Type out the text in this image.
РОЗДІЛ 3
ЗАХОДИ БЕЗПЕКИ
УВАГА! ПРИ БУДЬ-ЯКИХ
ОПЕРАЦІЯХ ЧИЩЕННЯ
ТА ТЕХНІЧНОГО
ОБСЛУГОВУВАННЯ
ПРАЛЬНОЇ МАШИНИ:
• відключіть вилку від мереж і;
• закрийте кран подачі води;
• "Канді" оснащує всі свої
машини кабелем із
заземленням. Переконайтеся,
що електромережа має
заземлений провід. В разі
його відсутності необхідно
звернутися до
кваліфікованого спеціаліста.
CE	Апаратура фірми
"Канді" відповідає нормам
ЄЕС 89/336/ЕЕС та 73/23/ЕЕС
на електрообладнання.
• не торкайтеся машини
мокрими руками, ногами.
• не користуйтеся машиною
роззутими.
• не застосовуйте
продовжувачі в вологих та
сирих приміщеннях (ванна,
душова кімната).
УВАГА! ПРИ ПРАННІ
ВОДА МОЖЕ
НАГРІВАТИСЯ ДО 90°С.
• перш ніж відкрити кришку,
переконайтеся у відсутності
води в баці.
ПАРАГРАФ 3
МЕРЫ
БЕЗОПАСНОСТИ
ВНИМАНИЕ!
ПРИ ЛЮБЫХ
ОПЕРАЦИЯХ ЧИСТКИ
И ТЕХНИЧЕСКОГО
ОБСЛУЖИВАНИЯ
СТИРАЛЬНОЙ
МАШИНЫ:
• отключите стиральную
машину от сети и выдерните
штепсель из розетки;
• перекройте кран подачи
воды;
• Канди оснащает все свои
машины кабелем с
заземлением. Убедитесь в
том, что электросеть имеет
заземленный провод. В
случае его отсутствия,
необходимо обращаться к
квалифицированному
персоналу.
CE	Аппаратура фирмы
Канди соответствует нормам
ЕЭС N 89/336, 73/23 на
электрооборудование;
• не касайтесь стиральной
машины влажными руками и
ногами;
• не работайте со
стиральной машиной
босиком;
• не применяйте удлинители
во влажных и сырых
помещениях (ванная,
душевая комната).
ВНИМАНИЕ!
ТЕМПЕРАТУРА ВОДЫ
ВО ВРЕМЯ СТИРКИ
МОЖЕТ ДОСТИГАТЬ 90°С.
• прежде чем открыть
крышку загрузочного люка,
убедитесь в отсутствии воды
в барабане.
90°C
....
» **Set exercise**:
Give all of the entries again, word for word.

» **Answer to the task**:
Type out the text in this image.
РОЗДІЛ 3
ЗАХОДИ БЕЗПЕКИ
УВАГА! ПРИ БУДЬ-ЯКИХ
ОПЕРАЦІЯХ ЧИЩЕННЯ
ТА ТЕХНІЧНОГО
ОБСЛУГОВУВАННЯ
ПРАЛЬНОЇ МАШИНИ:
• відключіть вилку від мереж і;
• закрийте кран подачі води;
• "Канді" оснащує всі свої
машини кабелем із
заземленням. Переконайтеся,
що електромережа має
заземлений провід. В разі
його відсутності необхідно
звернутися до
кваліфікованого спеціаліста.
CE	Апаратура фірми
"Канді" відповідає нормам
ЄЕС 89/336/ЕЕС та 73/23/ЕЕС
на електрообладнання.
• не торкайтеся машини
мокрими руками, ногами.
• не користуйтеся машиною
роззутими.
• не застосовуйте
продовжувачі в вологих та
сирих приміщеннях (ванна,
душова кімната).
УВАГА! ПРИ ПРАННІ
ВОДА МОЖЕ
НАГРІВАТИСЯ ДО 90°С.
• перш ніж відкрити кришку,
переконайтеся у відсутності
води в баці.
ПАРАГРАФ 3
МЕРЫ
БЕЗОПАСНОСТИ
ВНИМАНИЕ!
ПРИ ЛЮБЫХ
ОПЕРАЦИЯХ ЧИСТКИ
И ТЕХНИЧЕСКОГО
ОБСЛУЖИВАНИЯ
СТИРАЛЬНОЙ
МАШИНЫ:
• отключите стиральную
машину от сети и выдерните
штепсель из розетки;
• перекройте кран подачи
воды;
• Канди оснащает все свои
машины кабелем с
заземлением. Убедитесь в
том, что электросеть имеет
заземленный провод. В
случае его отсутствия,
необходимо обращаться к
квалифицированному
персоналу.
CE	Аппаратура фирмы
Канди соответствует нормам
ЕЭС N 89/336, 73/23 на
электрооборудование;
• не касайтесь стиральной
машины влажными руками и
ногами;
• не работайте со
стиральной машиной
босиком;
• не применяйте удлинители
во влажных и сырых
помещениях (ванная,
душевая комната).
ВНИМАНИЕ!
ТЕМПЕРАТУРА ВОДЫ
ВО ВРЕМЯ СТИРКИ
МОЖЕТ ДОСТИГАТЬ 90°С.
• прежде чем открыть
крышку загрузочного люка,
убедитесь в отсутствии воды
в барабане.
90°C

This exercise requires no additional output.